* Stated exercise *
Without including any pictures, write out the listing below exactly.

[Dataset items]
=====

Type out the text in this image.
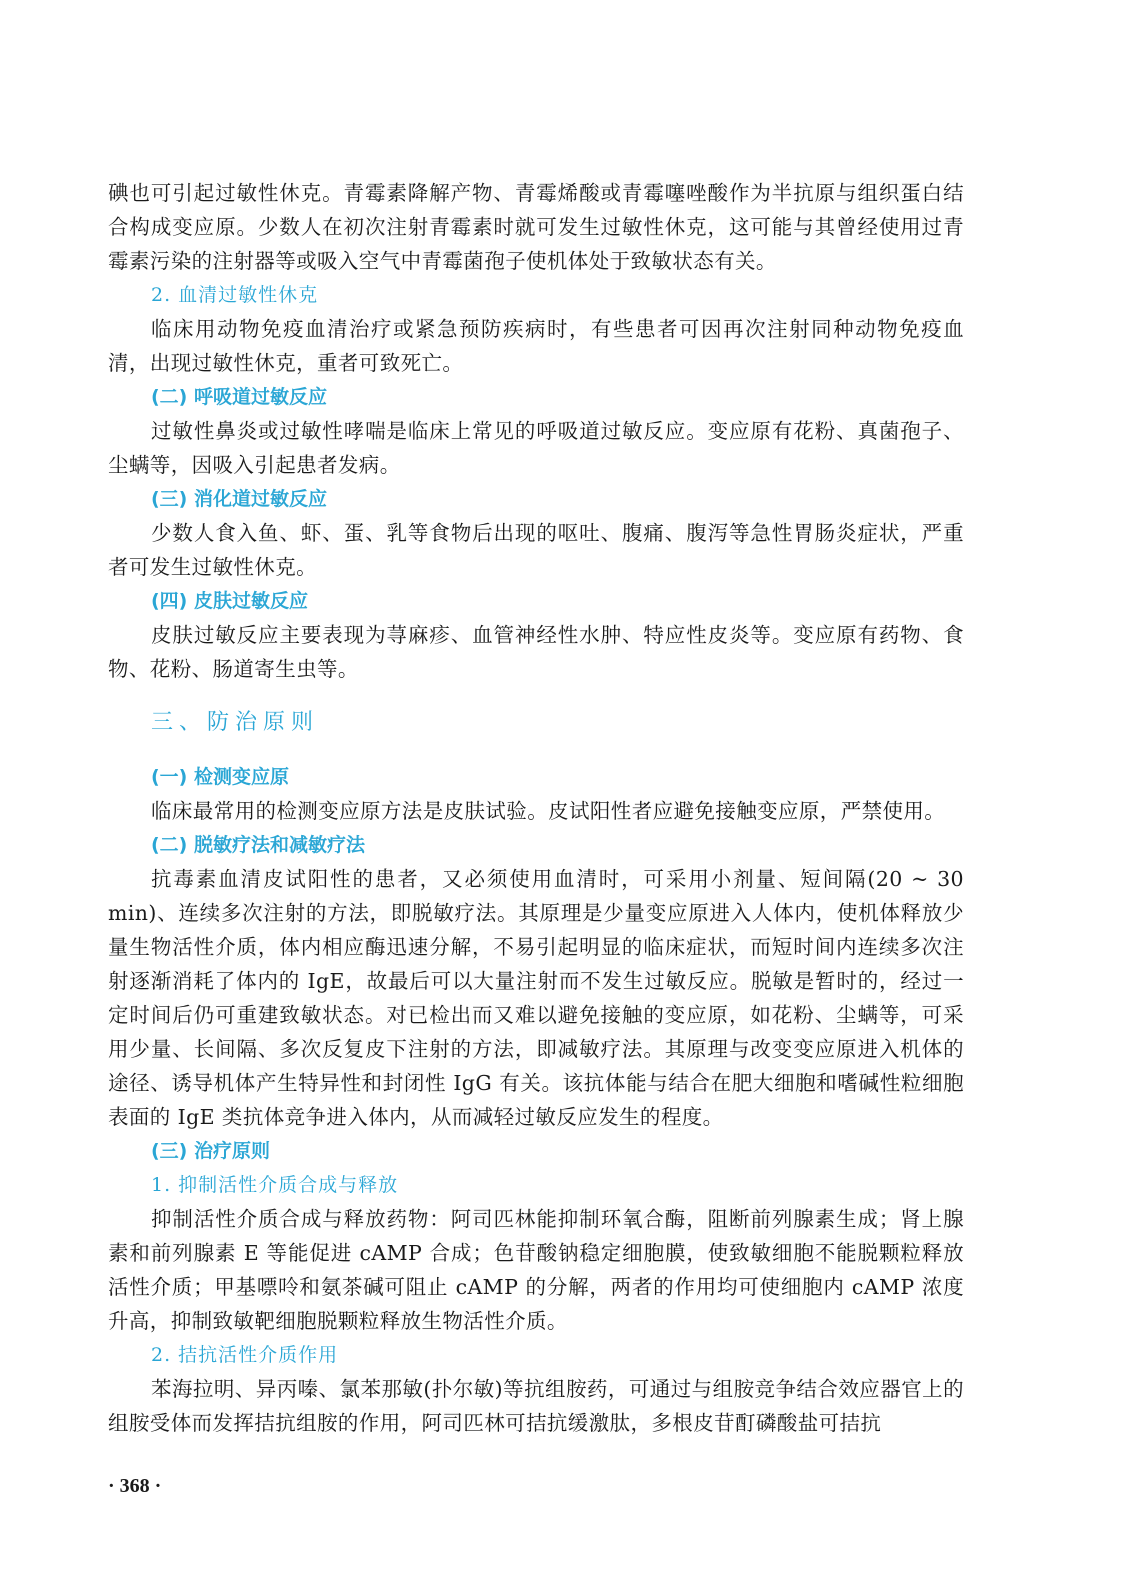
碘也可引起过敏性休克。青霉素降解产物、青霉烯酸或青霉噻唑酸作为半抗原与组织蛋白结合构成变应原。少数人在初次注射青霉素时就可发生过敏性休克，这可能与其曾经使用过青霉素污染的注射器等或吸入空气中青霉菌孢子使机体处于致敏状态有关。

2. 血清过敏性休克

临床用动物免疫血清治疗或紧急预防疾病时，有些患者可因再次注射同种动物免疫血清，出现过敏性休克，重者可致死亡。

(二) 呼吸道过敏反应

过敏性鼻炎或过敏性哮喘是临床上常见的呼吸道过敏反应。变应原有花粉、真菌孢子、尘螨等，因吸入引起患者发病。

(三) 消化道过敏反应

少数人食入鱼、虾、蛋、乳等食物后出现的呕吐、腹痛、腹泻等急性胃肠炎症状，严重者可发生过敏性休克。

(四) 皮肤过敏反应

皮肤过敏反应主要表现为荨麻疹、血管神经性水肿、特应性皮炎等。变应原有药物、食物、花粉、肠道寄生虫等。

三、防治原则
(一) 检测变应原

临床最常用的检测变应原方法是皮肤试验。皮试阳性者应避免接触变应原，严禁使用。

(二) 脱敏疗法和减敏疗法

抗毒素血清皮试阳性的患者，又必须使用血清时，可采用小剂量、短间隔(20 ~ 30 min)、连续多次注射的方法，即脱敏疗法。其原理是少量变应原进入人体内，使机体释放少量生物活性介质，体内相应酶迅速分解，不易引起明显的临床症状，而短时间内连续多次注射逐渐消耗了体内的 IgE，故最后可以大量注射而不发生过敏反应。脱敏是暂时的，经过一定时间后仍可重建致敏状态。对已检出而又难以避免接触的变应原，如花粉、尘螨等，可采用少量、长间隔、多次反复皮下注射的方法，即减敏疗法。其原理与改变变应原进入机体的途径、诱导机体产生特异性和封闭性 IgG 有关。该抗体能与结合在肥大细胞和嗜碱性粒细胞表面的 IgE 类抗体竞争进入体内，从而减轻过敏反应发生的程度。

(三) 治疗原则
1. 抑制活性介质合成与释放

抑制活性介质合成与释放药物：阿司匹林能抑制环氧合酶，阻断前列腺素生成；肾上腺素和前列腺素 E 等能促进 cAMP 合成；色苷酸钠稳定细胞膜，使致敏细胞不能脱颗粒释放活性介质；甲基嘌呤和氨茶碱可阻止 cAMP 的分解，两者的作用均可使细胞内 cAMP 浓度升高，抑制致敏靶细胞脱颗粒释放生物活性介质。

2. 拮抗活性介质作用

苯海拉明、异丙嗪、氯苯那敏(扑尔敏)等抗组胺药，可通过与组胺竞争结合效应器官上的组胺受体而发挥拮抗组胺的作用，阿司匹林可拮抗缓激肽，多根皮苷酊磷酸盐可拮抗

· 368 ·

=====

* Finished task *
Type out the text in this image.
碘也可引起过敏性休克。青霉素降解产物、青霉烯酸或青霉噻唑酸作为半抗原与组织蛋白结合构成变应原。少数人在初次注射青霉素时就可发生过敏性休克，这可能与其曾经使用过青霉素污染的注射器等或吸入空气中青霉菌孢子使机体处于致敏状态有关。

2. 血清过敏性休克

临床用动物免疫血清治疗或紧急预防疾病时，有些患者可因再次注射同种动物免疫血清，出现过敏性休克，重者可致死亡。

(二) 呼吸道过敏反应

过敏性鼻炎或过敏性哮喘是临床上常见的呼吸道过敏反应。变应原有花粉、真菌孢子、尘螨等，因吸入引起患者发病。

(三) 消化道过敏反应

少数人食入鱼、虾、蛋、乳等食物后出现的呕吐、腹痛、腹泻等急性胃肠炎症状，严重者可发生过敏性休克。

(四) 皮肤过敏反应

皮肤过敏反应主要表现为荨麻疹、血管神经性水肿、特应性皮炎等。变应原有药物、食物、花粉、肠道寄生虫等。

三、防治原则
(一) 检测变应原

临床最常用的检测变应原方法是皮肤试验。皮试阳性者应避免接触变应原，严禁使用。

(二) 脱敏疗法和减敏疗法

抗毒素血清皮试阳性的患者，又必须使用血清时，可采用小剂量、短间隔(20 ~ 30 min)、连续多次注射的方法，即脱敏疗法。其原理是少量变应原进入人体内，使机体释放少量生物活性介质，体内相应酶迅速分解，不易引起明显的临床症状，而短时间内连续多次注射逐渐消耗了体内的 IgE，故最后可以大量注射而不发生过敏反应。脱敏是暂时的，经过一定时间后仍可重建致敏状态。对已检出而又难以避免接触的变应原，如花粉、尘螨等，可采用少量、长间隔、多次反复皮下注射的方法，即减敏疗法。其原理与改变变应原进入机体的途径、诱导机体产生特异性和封闭性 IgG 有关。该抗体能与结合在肥大细胞和嗜碱性粒细胞表面的 IgE 类抗体竞争进入体内，从而减轻过敏反应发生的程度。

(三) 治疗原则
1. 抑制活性介质合成与释放

抑制活性介质合成与释放药物：阿司匹林能抑制环氧合酶，阻断前列腺素生成；肾上腺素和前列腺素 E 等能促进 cAMP 合成；色苷酸钠稳定细胞膜，使致敏细胞不能脱颗粒释放活性介质；甲基嘌呤和氨茶碱可阻止 cAMP 的分解，两者的作用均可使细胞内 cAMP 浓度升高，抑制致敏靶细胞脱颗粒释放生物活性介质。

2. 拮抗活性介质作用

苯海拉明、异丙嗪、氯苯那敏(扑尔敏)等抗组胺药，可通过与组胺竞争结合效应器官上的组胺受体而发挥拮抗组胺的作用，阿司匹林可拮抗缓激肽，多根皮苷酊磷酸盐可拮抗

· 368 ·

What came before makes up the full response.